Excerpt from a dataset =
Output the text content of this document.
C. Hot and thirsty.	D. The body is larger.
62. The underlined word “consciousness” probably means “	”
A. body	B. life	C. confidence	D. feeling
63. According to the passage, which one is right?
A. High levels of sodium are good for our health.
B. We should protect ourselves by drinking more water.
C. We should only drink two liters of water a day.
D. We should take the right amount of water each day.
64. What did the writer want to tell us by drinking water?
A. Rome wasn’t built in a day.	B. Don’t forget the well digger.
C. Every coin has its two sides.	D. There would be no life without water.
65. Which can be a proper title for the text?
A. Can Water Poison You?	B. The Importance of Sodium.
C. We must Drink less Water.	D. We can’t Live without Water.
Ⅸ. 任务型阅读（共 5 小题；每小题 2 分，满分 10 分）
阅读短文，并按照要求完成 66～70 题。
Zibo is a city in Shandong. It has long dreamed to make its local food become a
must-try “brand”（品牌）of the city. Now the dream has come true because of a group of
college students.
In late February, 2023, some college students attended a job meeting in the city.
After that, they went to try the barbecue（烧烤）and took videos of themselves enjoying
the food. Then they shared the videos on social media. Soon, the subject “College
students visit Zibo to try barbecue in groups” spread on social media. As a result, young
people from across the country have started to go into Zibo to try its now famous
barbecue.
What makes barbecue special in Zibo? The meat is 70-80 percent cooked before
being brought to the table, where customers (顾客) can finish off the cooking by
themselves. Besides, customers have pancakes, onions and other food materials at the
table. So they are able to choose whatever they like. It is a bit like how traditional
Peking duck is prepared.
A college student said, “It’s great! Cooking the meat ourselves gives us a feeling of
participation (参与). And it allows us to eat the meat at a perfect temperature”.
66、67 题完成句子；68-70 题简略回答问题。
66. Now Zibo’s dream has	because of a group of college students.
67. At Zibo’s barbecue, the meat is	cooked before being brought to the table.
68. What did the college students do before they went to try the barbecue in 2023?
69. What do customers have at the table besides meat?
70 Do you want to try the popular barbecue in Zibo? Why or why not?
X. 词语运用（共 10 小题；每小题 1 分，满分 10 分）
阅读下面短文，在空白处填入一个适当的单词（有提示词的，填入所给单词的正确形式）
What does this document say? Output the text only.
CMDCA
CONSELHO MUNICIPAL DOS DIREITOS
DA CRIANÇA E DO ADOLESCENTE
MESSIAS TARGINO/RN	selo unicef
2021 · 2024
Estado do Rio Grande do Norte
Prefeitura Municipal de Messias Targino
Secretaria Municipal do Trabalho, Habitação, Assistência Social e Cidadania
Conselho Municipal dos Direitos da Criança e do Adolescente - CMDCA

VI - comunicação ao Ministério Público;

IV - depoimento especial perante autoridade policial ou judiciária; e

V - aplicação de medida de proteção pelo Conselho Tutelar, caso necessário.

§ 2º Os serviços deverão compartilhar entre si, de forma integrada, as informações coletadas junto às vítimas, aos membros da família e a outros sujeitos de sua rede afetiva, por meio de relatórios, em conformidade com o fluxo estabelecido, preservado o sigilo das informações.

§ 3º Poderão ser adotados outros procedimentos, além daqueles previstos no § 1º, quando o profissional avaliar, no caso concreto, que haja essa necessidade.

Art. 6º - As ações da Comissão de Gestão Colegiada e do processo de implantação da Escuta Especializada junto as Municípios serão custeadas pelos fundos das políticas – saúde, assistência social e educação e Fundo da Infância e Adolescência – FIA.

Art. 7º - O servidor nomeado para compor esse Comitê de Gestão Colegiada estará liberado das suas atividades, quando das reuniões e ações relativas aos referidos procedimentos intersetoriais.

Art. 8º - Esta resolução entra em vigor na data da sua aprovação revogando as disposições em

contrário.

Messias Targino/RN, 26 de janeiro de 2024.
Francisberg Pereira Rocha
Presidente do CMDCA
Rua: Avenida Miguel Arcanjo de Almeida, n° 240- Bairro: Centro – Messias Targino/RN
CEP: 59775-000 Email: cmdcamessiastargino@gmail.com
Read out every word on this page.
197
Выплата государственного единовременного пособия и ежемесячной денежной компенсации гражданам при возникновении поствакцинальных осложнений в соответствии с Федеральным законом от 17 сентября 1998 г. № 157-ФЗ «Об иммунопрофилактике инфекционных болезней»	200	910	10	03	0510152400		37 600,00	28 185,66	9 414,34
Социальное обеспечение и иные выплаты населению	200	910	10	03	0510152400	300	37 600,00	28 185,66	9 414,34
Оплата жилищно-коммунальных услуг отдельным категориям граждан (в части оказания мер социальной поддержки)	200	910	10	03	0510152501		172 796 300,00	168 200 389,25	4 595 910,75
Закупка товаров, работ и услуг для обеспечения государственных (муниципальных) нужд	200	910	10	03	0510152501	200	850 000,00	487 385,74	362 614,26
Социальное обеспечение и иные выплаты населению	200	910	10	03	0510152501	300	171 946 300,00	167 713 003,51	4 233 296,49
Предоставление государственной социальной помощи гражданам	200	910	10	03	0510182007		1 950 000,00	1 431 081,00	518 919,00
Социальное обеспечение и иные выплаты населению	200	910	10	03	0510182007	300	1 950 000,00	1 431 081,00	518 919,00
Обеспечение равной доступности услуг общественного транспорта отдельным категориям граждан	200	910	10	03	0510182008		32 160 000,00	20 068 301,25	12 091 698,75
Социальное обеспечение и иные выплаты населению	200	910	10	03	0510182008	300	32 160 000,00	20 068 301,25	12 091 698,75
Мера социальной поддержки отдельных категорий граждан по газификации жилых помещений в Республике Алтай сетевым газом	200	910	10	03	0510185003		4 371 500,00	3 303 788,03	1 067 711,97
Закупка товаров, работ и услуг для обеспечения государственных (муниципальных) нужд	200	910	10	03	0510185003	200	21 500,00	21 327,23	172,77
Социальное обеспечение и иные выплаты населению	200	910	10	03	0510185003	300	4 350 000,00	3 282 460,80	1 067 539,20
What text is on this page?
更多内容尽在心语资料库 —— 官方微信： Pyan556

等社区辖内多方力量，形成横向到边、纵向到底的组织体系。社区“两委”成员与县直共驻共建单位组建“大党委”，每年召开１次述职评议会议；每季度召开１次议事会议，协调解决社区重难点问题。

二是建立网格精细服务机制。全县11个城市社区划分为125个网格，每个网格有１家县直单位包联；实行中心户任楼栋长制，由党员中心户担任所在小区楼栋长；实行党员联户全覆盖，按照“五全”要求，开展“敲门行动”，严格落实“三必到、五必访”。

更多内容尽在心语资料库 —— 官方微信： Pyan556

TASK GOAL = Each record above should be returned exactly as it appears.

FINAL RESULT =
Output the text content of this document.
C. Hot and thirsty.	D. The body is larger.
62. The underlined word “consciousness” probably means “	”
A. body	B. life	C. confidence	D. feeling
63. According to the passage, which one is right?
A. High levels of sodium are good for our health.
B. We should protect ourselves by drinking more water.
C. We should only drink two liters of water a day.
D. We should take the right amount of water each day.
64. What did the writer want to tell us by drinking water?
A. Rome wasn’t built in a day.	B. Don’t forget the well digger.
C. Every coin has its two sides.	D. There would be no life without water.
65. Which can be a proper title for the text?
A. Can Water Poison You?	B. The Importance of Sodium.
C. We must Drink less Water.	D. We can’t Live without Water.
Ⅸ. 任务型阅读（共 5 小题；每小题 2 分，满分 10 分）
阅读短文，并按照要求完成 66～70 题。
Zibo is a city in Shandong. It has long dreamed to make its local food become a
must-try “brand”（品牌）of the city. Now the dream has come true because of a group of
college students.
In late February, 2023, some college students attended a job meeting in the city.
After that, they went to try the barbecue（烧烤）and took videos of themselves enjoying
the food. Then they shared the videos on social media. Soon, the subject “College
students visit Zibo to try barbecue in groups” spread on social media. As a result, young
people from across the country have started to go into Zibo to try its now famous
barbecue.
What makes barbecue special in Zibo? The meat is 70-80 percent cooked before
being brought to the table, where customers (顾客) can finish off the cooking by
themselves. Besides, customers have pancakes, onions and other food materials at the
table. So they are able to choose whatever they like. It is a bit like how traditional
Peking duck is prepared.
A college student said, “It’s great! Cooking the meat ourselves gives us a feeling of
participation (参与). And it allows us to eat the meat at a perfect temperature”.
66、67 题完成句子；68-70 题简略回答问题。
66. Now Zibo’s dream has	because of a group of college students.
67. At Zibo’s barbecue, the meat is	cooked before being brought to the table.
68. What did the college students do before they went to try the barbecue in 2023?
69. What do customers have at the table besides meat?
70 Do you want to try the popular barbecue in Zibo? Why or why not?
X. 词语运用（共 10 小题；每小题 1 分，满分 10 分）
阅读下面短文，在空白处填入一个适当的单词（有提示词的，填入所给单词的正确形式）
What does this document say? Output the text only.
CMDCA
CONSELHO MUNICIPAL DOS DIREITOS
DA CRIANÇA E DO ADOLESCENTE
MESSIAS TARGINO/RN	selo unicef
2021 · 2024
Estado do Rio Grande do Norte
Prefeitura Municipal de Messias Targino
Secretaria Municipal do Trabalho, Habitação, Assistência Social e Cidadania
Conselho Municipal dos Direitos da Criança e do Adolescente - CMDCA

VI - comunicação ao Ministério Público;

IV - depoimento especial perante autoridade policial ou judiciária; e

V - aplicação de medida de proteção pelo Conselho Tutelar, caso necessário.

§ 2º Os serviços deverão compartilhar entre si, de forma integrada, as informações coletadas junto às vítimas, aos membros da família e a outros sujeitos de sua rede afetiva, por meio de relatórios, em conformidade com o fluxo estabelecido, preservado o sigilo das informações.

§ 3º Poderão ser adotados outros procedimentos, além daqueles previstos no § 1º, quando o profissional avaliar, no caso concreto, que haja essa necessidade.

Art. 6º - As ações da Comissão de Gestão Colegiada e do processo de implantação da Escuta Especializada junto as Municípios serão custeadas pelos fundos das políticas – saúde, assistência social e educação e Fundo da Infância e Adolescência – FIA.

Art. 7º - O servidor nomeado para compor esse Comitê de Gestão Colegiada estará liberado das suas atividades, quando das reuniões e ações relativas aos referidos procedimentos intersetoriais.

Art. 8º - Esta resolução entra em vigor na data da sua aprovação revogando as disposições em

contrário.

Messias Targino/RN, 26 de janeiro de 2024.
Francisberg Pereira Rocha
Presidente do CMDCA
Rua: Avenida Miguel Arcanjo de Almeida, n° 240- Bairro: Centro – Messias Targino/RN
CEP: 59775-000 Email: cmdcamessiastargino@gmail.com
Read out every word on this page.
197
Выплата государственного единовременного пособия и ежемесячной денежной компенсации гражданам при возникновении поствакцинальных осложнений в соответствии с Федеральным законом от 17 сентября 1998 г. № 157-ФЗ «Об иммунопрофилактике инфекционных болезней»	200	910	10	03	0510152400		37 600,00	28 185,66	9 414,34
Социальное обеспечение и иные выплаты населению	200	910	10	03	0510152400	300	37 600,00	28 185,66	9 414,34
Оплата жилищно-коммунальных услуг отдельным категориям граждан (в части оказания мер социальной поддержки)	200	910	10	03	0510152501		172 796 300,00	168 200 389,25	4 595 910,75
Закупка товаров, работ и услуг для обеспечения государственных (муниципальных) нужд	200	910	10	03	0510152501	200	850 000,00	487 385,74	362 614,26
Социальное обеспечение и иные выплаты населению	200	910	10	03	0510152501	300	171 946 300,00	167 713 003,51	4 233 296,49
Предоставление государственной социальной помощи гражданам	200	910	10	03	0510182007		1 950 000,00	1 431 081,00	518 919,00
Социальное обеспечение и иные выплаты населению	200	910	10	03	0510182007	300	1 950 000,00	1 431 081,00	518 919,00
Обеспечение равной доступности услуг общественного транспорта отдельным категориям граждан	200	910	10	03	0510182008		32 160 000,00	20 068 301,25	12 091 698,75
Социальное обеспечение и иные выплаты населению	200	910	10	03	0510182008	300	32 160 000,00	20 068 301,25	12 091 698,75
Мера социальной поддержки отдельных категорий граждан по газификации жилых помещений в Республике Алтай сетевым газом	200	910	10	03	0510185003		4 371 500,00	3 303 788,03	1 067 711,97
Закупка товаров, работ и услуг для обеспечения государственных (муниципальных) нужд	200	910	10	03	0510185003	200	21 500,00	21 327,23	172,77
Социальное обеспечение и иные выплаты населению	200	910	10	03	0510185003	300	4 350 000,00	3 282 460,80	1 067 539,20
What text is on this page?
更多内容尽在心语资料库 —— 官方微信： Pyan556

等社区辖内多方力量，形成横向到边、纵向到底的组织体系。社区“两委”成员与县直共驻共建单位组建“大党委”，每年召开１次述职评议会议；每季度召开１次议事会议，协调解决社区重难点问题。

二是建立网格精细服务机制。全县11个城市社区划分为125个网格，每个网格有１家县直单位包联；实行中心户任楼栋长制，由党员中心户担任所在小区楼栋长；实行党员联户全覆盖，按照“五全”要求，开展“敲门行动”，严格落实“三必到、五必访”。

更多内容尽在心语资料库 —— 官方微信： Pyan556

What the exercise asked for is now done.